"""

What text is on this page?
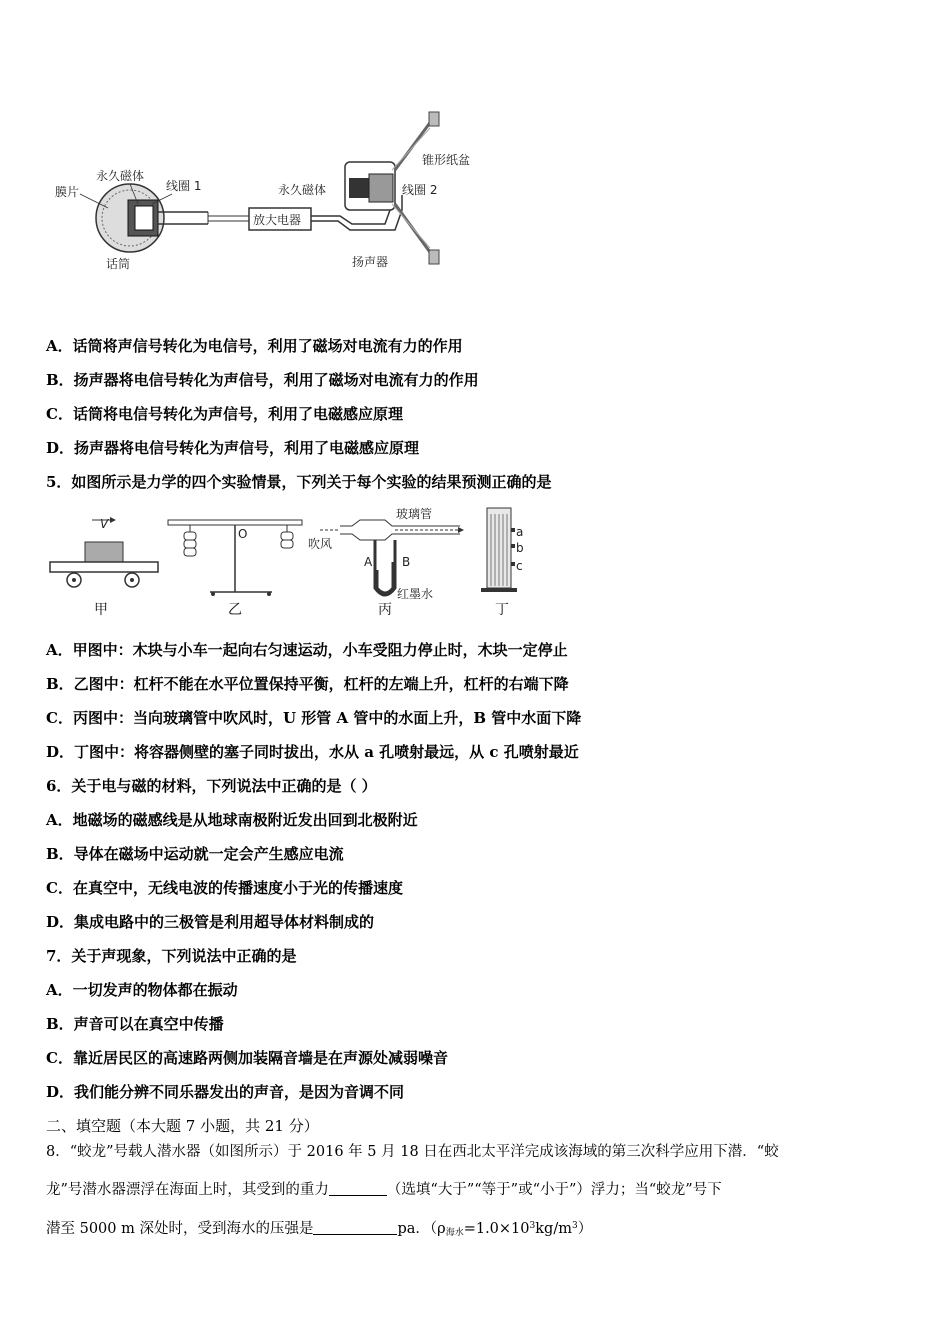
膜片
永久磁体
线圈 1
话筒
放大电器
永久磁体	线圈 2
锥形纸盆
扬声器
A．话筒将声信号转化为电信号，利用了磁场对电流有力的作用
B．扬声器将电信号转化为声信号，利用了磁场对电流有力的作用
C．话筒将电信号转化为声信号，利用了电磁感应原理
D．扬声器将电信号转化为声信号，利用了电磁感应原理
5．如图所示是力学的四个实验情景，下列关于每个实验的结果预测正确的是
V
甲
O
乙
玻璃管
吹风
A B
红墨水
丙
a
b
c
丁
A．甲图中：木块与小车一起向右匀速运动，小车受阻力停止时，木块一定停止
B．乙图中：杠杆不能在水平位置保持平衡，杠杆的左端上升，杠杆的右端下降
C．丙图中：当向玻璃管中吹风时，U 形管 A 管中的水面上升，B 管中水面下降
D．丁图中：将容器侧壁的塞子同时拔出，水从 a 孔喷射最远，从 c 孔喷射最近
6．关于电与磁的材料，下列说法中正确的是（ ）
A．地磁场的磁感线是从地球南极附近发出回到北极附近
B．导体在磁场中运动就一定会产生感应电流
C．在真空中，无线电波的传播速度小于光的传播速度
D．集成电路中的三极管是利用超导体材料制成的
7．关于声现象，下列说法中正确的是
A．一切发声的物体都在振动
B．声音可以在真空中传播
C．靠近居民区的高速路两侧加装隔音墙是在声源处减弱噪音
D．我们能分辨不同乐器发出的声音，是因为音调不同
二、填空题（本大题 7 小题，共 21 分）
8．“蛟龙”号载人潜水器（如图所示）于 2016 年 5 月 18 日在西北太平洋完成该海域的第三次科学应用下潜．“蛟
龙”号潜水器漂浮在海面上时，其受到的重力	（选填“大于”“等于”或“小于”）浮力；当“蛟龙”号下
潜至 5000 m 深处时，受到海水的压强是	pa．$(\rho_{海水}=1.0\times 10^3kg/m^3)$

"""

■ Work required: Write the entries above out again exactly, but not the pictures.

■ Result of this exercise:
What text is on this page?
膜片
永久磁体
线圈 1
话筒
放大电器
永久磁体	线圈 2
锥形纸盆
扬声器
A．话筒将声信号转化为电信号，利用了磁场对电流有力的作用
B．扬声器将电信号转化为声信号，利用了磁场对电流有力的作用
C．话筒将电信号转化为声信号，利用了电磁感应原理
D．扬声器将电信号转化为声信号，利用了电磁感应原理
5．如图所示是力学的四个实验情景，下列关于每个实验的结果预测正确的是
V
甲
O
乙
玻璃管
吹风
A B
红墨水
丙
a
b
c
丁
A．甲图中：木块与小车一起向右匀速运动，小车受阻力停止时，木块一定停止
B．乙图中：杠杆不能在水平位置保持平衡，杠杆的左端上升，杠杆的右端下降
C．丙图中：当向玻璃管中吹风时，U 形管 A 管中的水面上升，B 管中水面下降
D．丁图中：将容器侧壁的塞子同时拔出，水从 a 孔喷射最远，从 c 孔喷射最近
6．关于电与磁的材料，下列说法中正确的是（ ）
A．地磁场的磁感线是从地球南极附近发出回到北极附近
B．导体在磁场中运动就一定会产生感应电流
C．在真空中，无线电波的传播速度小于光的传播速度
D．集成电路中的三极管是利用超导体材料制成的
7．关于声现象，下列说法中正确的是
A．一切发声的物体都在振动
B．声音可以在真空中传播
C．靠近居民区的高速路两侧加装隔音墙是在声源处减弱噪音
D．我们能分辨不同乐器发出的声音，是因为音调不同
二、填空题（本大题 7 小题，共 21 分）
8．“蛟龙”号载人潜水器（如图所示）于 2016 年 5 月 18 日在西北太平洋完成该海域的第三次科学应用下潜．“蛟
龙”号潜水器漂浮在海面上时，其受到的重力	（选填“大于”“等于”或“小于”）浮力；当“蛟龙”号下
潜至 5000 m 深处时，受到海水的压强是	pa．$(\rho_{海水}=1.0\times 10^3kg/m^3)$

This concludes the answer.